RECORD EXTRACTS ▸
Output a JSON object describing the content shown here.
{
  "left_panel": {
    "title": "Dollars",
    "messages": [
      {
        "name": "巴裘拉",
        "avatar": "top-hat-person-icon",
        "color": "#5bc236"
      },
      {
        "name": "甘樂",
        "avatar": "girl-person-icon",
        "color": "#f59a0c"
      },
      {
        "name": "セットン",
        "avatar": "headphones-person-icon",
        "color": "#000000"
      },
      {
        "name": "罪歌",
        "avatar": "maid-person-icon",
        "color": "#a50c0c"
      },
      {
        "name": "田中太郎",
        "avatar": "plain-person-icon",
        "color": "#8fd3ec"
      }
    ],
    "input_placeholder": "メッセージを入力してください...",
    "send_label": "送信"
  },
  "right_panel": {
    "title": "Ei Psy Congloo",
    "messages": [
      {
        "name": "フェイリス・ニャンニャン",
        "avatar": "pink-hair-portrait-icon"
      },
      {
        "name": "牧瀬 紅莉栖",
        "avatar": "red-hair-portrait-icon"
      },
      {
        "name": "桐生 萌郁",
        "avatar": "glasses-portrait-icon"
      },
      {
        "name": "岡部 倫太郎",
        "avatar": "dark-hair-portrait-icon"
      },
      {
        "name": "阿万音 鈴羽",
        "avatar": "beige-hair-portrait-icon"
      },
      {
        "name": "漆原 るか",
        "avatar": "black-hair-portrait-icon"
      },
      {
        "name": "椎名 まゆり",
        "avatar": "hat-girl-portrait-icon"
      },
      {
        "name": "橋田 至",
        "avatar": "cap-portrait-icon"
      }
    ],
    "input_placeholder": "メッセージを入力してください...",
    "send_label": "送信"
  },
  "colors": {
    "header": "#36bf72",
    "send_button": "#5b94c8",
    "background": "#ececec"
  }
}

INSTRUCTIONS TO FOLLOW ▸ Give the data again, exactly as it stands.

SOLUTION TO THIS TASK ▸
Output a JSON object describing the content shown here.
{
  "left_panel": {
    "title": "Dollars",
    "messages": [
      {
        "name": "巴裘拉",
        "avatar": "top-hat-person-icon",
        "color": "#5bc236"
      },
      {
        "name": "甘樂",
        "avatar": "girl-person-icon",
        "color": "#f59a0c"
      },
      {
        "name": "セットン",
        "avatar": "headphones-person-icon",
        "color": "#000000"
      },
      {
        "name": "罪歌",
        "avatar": "maid-person-icon",
        "color": "#a50c0c"
      },
      {
        "name": "田中太郎",
        "avatar": "plain-person-icon",
        "color": "#8fd3ec"
      }
    ],
    "input_placeholder": "メッセージを入力してください...",
    "send_label": "送信"
  },
  "right_panel": {
    "title": "Ei Psy Congloo",
    "messages": [
      {
        "name": "フェイリス・ニャンニャン",
        "avatar": "pink-hair-portrait-icon"
      },
      {
        "name": "牧瀬 紅莉栖",
        "avatar": "red-hair-portrait-icon"
      },
      {
        "name": "桐生 萌郁",
        "avatar": "glasses-portrait-icon"
      },
      {
        "name": "岡部 倫太郎",
        "avatar": "dark-hair-portrait-icon"
      },
      {
        "name": "阿万音 鈴羽",
        "avatar": "beige-hair-portrait-icon"
      },
      {
        "name": "漆原 るか",
        "avatar": "black-hair-portrait-icon"
      },
      {
        "name": "椎名 まゆり",
        "avatar": "hat-girl-portrait-icon"
      },
      {
        "name": "橋田 至",
        "avatar": "cap-portrait-icon"
      }
    ],
    "input_placeholder": "メッセージを入力してください...",
    "send_label": "送信"
  },
  "colors": {
    "header": "#36bf72",
    "send_button": "#5b94c8",
    "background": "#ececec"
  }
}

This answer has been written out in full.